REQUIREMENT
Below is a listing; write it out exactly and drop any images from it.

Records from a data source:
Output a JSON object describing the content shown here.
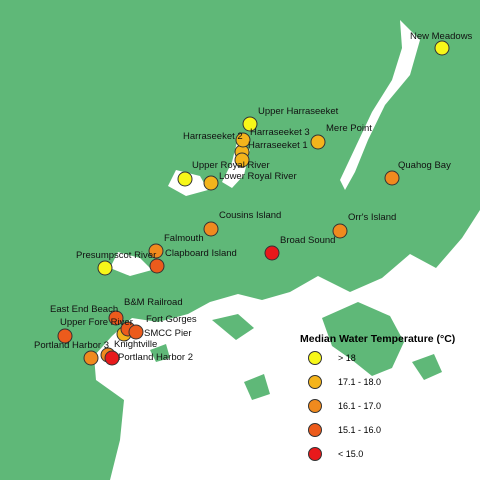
{
  "legend": {
    "title": "Median Water Temperature (°C)",
    "classes": [
      {
        "label": "> 18",
        "color": "#f7f719"
      },
      {
        "label": "17.1 - 18.0",
        "color": "#f4b41c"
      },
      {
        "label": "16.1 - 17.0",
        "color": "#f08a1e"
      },
      {
        "label": "15.1 - 16.0",
        "color": "#ec5b1c"
      },
      {
        "label": "< 15.0",
        "color": "#e8191b"
      }
    ]
  },
  "colors": {
    "land": "#5fb878",
    "water": "#ffffff",
    "marker_stroke": "#333333"
  },
  "sites": [
    {
      "name": "New Meadows",
      "class": 0
    },
    {
      "name": "Upper Harraseeket",
      "class": 0
    },
    {
      "name": "Harraseeket 2",
      "class": 1
    },
    {
      "name": "Harraseeket 3",
      "class": 1
    },
    {
      "name": "Harraseeket 1",
      "class": 1
    },
    {
      "name": "Mere Point",
      "class": 1
    },
    {
      "name": "Upper Royal River",
      "class": 0
    },
    {
      "name": "Lower Royal River",
      "class": 1
    },
    {
      "name": "Quahog Bay",
      "class": 2
    },
    {
      "name": "Cousins Island",
      "class": 2
    },
    {
      "name": "Orr's Island",
      "class": 2
    },
    {
      "name": "Falmouth",
      "class": 2
    },
    {
      "name": "Broad Sound",
      "class": 4
    },
    {
      "name": "Clapboard Island",
      "class": 3
    },
    {
      "name": "Presumpscot River",
      "class": 0
    },
    {
      "name": "B&M Railroad",
      "class": 3
    },
    {
      "name": "East End Beach",
      "class": 3
    },
    {
      "name": "Upper Fore River",
      "class": 1
    },
    {
      "name": "Fort Gorges",
      "class": 3
    },
    {
      "name": "SMCC Pier",
      "class": 3
    },
    {
      "name": "Portland Harbor 3",
      "class": 2
    },
    {
      "name": "Knightville",
      "class": 2
    },
    {
      "name": "Portland Harbor 2",
      "class": 4
    }
  ]
}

SOLUTION TO THIS EXERCISE
Output a JSON object describing the content shown here.
{
  "legend": {
    "title": "Median Water Temperature (°C)",
    "classes": [
      {
        "label": "> 18",
        "color": "#f7f719"
      },
      {
        "label": "17.1 - 18.0",
        "color": "#f4b41c"
      },
      {
        "label": "16.1 - 17.0",
        "color": "#f08a1e"
      },
      {
        "label": "15.1 - 16.0",
        "color": "#ec5b1c"
      },
      {
        "label": "< 15.0",
        "color": "#e8191b"
      }
    ]
  },
  "colors": {
    "land": "#5fb878",
    "water": "#ffffff",
    "marker_stroke": "#333333"
  },
  "sites": [
    {
      "name": "New Meadows",
      "class": 0
    },
    {
      "name": "Upper Harraseeket",
      "class": 0
    },
    {
      "name": "Harraseeket 2",
      "class": 1
    },
    {
      "name": "Harraseeket 3",
      "class": 1
    },
    {
      "name": "Harraseeket 1",
      "class": 1
    },
    {
      "name": "Mere Point",
      "class": 1
    },
    {
      "name": "Upper Royal River",
      "class": 0
    },
    {
      "name": "Lower Royal River",
      "class": 1
    },
    {
      "name": "Quahog Bay",
      "class": 2
    },
    {
      "name": "Cousins Island",
      "class": 2
    },
    {
      "name": "Orr's Island",
      "class": 2
    },
    {
      "name": "Falmouth",
      "class": 2
    },
    {
      "name": "Broad Sound",
      "class": 4
    },
    {
      "name": "Clapboard Island",
      "class": 3
    },
    {
      "name": "Presumpscot River",
      "class": 0
    },
    {
      "name": "B&M Railroad",
      "class": 3
    },
    {
      "name": "East End Beach",
      "class": 3
    },
    {
      "name": "Upper Fore River",
      "class": 1
    },
    {
      "name": "Fort Gorges",
      "class": 3
    },
    {
      "name": "SMCC Pier",
      "class": 3
    },
    {
      "name": "Portland Harbor 3",
      "class": 2
    },
    {
      "name": "Knightville",
      "class": 2
    },
    {
      "name": "Portland Harbor 2",
      "class": 4
    }
  ]
}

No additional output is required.